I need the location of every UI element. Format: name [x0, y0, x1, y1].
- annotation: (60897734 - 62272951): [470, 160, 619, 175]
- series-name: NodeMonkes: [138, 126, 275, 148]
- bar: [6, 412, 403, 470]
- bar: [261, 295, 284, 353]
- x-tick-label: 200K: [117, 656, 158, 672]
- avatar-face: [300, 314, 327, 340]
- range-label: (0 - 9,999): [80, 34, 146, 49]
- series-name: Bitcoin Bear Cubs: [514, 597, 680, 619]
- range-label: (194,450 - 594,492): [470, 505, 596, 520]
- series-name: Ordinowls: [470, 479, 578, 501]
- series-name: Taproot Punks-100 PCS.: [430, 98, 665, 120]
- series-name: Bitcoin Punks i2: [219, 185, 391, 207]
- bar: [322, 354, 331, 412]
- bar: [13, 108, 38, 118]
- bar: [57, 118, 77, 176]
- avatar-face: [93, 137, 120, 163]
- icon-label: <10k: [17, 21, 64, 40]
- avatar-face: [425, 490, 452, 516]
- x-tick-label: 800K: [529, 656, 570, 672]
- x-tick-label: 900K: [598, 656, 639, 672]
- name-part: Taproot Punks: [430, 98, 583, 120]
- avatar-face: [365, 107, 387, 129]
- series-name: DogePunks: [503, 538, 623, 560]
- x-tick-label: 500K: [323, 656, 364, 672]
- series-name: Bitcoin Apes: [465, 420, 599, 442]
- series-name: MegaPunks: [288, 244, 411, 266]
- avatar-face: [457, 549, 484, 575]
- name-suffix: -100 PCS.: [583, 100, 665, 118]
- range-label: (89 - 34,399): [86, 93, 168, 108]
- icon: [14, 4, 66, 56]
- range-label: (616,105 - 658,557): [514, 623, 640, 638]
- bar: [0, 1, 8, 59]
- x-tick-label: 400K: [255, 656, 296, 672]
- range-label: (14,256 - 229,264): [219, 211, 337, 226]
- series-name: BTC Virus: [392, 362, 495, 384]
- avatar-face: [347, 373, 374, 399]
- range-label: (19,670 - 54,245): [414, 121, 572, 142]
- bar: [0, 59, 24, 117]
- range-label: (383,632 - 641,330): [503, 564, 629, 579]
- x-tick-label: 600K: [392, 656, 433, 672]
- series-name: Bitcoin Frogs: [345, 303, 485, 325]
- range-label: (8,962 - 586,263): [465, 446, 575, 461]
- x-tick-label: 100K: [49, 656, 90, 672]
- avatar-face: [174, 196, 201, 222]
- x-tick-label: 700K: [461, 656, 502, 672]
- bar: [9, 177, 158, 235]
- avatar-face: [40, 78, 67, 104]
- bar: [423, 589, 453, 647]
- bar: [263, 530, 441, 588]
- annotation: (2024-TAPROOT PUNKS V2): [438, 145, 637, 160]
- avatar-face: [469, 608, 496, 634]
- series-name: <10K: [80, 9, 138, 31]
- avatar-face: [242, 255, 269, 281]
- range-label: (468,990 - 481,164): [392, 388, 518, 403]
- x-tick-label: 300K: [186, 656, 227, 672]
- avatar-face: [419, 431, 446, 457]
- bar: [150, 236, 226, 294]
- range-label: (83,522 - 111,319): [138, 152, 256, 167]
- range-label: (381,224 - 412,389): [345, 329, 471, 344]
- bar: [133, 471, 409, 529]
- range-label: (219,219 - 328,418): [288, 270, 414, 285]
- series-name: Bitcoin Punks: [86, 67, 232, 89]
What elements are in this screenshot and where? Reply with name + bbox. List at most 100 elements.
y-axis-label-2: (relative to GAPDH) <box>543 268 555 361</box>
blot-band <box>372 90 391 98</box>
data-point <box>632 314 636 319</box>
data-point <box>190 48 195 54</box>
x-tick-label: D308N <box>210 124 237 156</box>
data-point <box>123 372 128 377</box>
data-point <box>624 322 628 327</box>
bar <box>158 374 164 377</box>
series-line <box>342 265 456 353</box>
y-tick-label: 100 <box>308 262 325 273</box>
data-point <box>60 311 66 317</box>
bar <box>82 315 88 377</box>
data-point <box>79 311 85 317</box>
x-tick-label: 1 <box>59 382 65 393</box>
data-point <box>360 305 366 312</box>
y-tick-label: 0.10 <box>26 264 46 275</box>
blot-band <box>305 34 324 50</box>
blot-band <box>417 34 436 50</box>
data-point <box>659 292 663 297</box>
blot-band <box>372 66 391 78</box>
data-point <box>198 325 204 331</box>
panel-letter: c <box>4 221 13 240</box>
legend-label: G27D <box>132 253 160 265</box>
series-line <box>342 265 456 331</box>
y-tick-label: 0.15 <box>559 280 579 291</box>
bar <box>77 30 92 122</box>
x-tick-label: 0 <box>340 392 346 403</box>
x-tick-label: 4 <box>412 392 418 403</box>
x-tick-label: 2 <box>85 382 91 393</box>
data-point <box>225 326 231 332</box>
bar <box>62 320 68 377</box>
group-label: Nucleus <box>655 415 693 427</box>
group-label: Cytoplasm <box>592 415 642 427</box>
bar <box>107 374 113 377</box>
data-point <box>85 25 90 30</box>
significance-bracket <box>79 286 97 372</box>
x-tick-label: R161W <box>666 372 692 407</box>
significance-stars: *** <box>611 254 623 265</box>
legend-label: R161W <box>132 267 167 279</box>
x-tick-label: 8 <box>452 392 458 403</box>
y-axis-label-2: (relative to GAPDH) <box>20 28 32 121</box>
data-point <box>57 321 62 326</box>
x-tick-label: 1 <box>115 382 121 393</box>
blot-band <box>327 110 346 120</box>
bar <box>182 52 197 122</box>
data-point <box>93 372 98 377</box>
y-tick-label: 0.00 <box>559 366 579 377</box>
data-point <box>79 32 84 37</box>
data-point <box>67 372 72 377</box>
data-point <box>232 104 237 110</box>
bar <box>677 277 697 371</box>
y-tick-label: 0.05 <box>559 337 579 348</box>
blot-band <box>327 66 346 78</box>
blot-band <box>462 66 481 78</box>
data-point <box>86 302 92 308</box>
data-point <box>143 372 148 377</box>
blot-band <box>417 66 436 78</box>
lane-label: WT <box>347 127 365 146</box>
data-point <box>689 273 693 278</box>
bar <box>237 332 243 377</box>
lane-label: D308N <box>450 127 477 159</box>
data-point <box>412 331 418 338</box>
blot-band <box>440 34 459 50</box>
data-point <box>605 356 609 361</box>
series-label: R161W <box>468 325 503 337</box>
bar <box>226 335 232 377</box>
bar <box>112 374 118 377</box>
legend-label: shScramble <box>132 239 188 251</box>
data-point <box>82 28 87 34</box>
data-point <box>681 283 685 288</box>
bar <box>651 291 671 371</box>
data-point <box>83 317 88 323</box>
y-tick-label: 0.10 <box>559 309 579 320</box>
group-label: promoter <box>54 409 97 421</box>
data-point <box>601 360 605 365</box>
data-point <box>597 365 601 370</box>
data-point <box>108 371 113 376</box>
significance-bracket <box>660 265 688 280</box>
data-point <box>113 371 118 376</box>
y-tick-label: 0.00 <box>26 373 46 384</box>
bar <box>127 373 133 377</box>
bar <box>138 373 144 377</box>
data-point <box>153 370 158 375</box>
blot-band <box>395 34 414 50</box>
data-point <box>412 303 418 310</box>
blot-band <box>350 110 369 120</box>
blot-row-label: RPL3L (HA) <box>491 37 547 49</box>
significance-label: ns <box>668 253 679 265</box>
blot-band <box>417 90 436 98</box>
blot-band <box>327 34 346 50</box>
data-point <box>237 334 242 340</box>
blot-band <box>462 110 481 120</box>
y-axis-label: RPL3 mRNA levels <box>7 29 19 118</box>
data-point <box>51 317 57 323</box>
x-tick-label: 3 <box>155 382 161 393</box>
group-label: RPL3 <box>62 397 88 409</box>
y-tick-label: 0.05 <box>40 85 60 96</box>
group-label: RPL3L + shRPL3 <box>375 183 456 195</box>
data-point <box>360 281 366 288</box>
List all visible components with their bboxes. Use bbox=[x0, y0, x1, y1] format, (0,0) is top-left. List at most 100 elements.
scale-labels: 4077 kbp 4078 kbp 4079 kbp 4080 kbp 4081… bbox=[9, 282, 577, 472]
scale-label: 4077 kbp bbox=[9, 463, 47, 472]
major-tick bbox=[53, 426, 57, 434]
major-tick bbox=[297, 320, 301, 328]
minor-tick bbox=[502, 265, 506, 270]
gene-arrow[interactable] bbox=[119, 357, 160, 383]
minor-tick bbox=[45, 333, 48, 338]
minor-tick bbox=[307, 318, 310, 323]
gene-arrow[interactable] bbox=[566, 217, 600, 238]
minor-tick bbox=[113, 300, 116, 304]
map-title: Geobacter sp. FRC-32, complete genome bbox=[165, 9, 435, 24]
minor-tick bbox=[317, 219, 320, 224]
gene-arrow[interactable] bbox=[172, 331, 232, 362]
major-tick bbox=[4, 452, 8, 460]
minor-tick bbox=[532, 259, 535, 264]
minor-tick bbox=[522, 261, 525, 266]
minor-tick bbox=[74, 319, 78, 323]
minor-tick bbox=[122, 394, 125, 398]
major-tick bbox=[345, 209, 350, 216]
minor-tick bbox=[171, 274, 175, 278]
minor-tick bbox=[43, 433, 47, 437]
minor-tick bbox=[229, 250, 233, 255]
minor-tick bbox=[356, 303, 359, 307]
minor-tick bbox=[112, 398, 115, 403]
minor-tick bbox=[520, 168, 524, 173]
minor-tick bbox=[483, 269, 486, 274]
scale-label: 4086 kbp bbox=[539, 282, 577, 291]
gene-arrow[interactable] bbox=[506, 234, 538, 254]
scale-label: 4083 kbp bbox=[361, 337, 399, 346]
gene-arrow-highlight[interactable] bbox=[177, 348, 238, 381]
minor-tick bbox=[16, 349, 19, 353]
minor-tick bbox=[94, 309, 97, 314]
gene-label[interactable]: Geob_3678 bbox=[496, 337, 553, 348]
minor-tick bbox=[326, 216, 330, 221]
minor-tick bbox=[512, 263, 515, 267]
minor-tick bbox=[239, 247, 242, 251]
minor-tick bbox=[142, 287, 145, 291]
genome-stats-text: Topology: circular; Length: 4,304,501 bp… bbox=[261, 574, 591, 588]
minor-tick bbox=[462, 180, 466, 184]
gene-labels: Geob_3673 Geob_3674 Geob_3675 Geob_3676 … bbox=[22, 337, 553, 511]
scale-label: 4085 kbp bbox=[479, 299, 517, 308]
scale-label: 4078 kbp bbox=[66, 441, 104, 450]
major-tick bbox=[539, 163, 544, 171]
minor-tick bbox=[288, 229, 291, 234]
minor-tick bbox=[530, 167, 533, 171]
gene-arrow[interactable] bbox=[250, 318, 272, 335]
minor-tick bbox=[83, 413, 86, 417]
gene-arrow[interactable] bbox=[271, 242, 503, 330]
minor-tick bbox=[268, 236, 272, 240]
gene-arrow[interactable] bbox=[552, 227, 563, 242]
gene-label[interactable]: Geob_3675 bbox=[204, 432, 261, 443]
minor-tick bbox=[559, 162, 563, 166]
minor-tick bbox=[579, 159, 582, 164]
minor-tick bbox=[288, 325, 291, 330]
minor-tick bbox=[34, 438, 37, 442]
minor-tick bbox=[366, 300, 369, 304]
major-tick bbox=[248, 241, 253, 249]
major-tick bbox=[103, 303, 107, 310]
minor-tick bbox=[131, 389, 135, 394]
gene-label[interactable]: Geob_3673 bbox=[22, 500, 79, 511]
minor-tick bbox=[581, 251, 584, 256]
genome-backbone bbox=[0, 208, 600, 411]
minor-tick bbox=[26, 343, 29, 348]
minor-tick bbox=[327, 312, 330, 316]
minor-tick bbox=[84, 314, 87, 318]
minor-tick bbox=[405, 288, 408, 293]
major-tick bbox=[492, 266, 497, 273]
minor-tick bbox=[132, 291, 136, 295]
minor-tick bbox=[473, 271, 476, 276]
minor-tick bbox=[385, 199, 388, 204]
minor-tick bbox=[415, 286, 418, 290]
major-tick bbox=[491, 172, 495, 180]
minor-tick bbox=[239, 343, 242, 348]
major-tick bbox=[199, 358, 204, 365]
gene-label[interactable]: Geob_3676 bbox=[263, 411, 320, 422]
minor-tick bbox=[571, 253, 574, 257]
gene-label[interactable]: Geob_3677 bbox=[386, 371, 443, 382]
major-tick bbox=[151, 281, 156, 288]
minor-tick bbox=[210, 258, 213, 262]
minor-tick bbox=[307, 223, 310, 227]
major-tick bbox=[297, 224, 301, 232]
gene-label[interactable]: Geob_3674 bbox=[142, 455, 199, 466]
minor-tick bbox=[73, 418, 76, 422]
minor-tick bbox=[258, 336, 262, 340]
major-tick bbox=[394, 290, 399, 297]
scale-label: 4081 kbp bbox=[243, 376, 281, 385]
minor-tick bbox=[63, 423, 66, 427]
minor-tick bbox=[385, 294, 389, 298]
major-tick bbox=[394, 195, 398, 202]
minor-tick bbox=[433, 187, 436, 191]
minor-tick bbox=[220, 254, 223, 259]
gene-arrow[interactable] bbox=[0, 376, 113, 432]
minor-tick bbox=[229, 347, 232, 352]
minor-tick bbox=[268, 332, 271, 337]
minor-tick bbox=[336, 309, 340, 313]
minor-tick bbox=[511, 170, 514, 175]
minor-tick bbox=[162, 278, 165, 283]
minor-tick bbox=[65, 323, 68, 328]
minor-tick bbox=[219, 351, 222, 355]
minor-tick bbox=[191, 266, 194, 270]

■ Your assignment
In the records, find every line that has the string "Bitcoin" and copy it.

■ Response
- series-name: Bitcoin Bear Cubs: [514, 597, 680, 619]
- series-name: Bitcoin Punks i2: [219, 185, 391, 207]
- series-name: Bitcoin Apes: [465, 420, 599, 442]
- series-name: Bitcoin Frogs: [345, 303, 485, 325]
- series-name: Bitcoin Punks: [86, 67, 232, 89]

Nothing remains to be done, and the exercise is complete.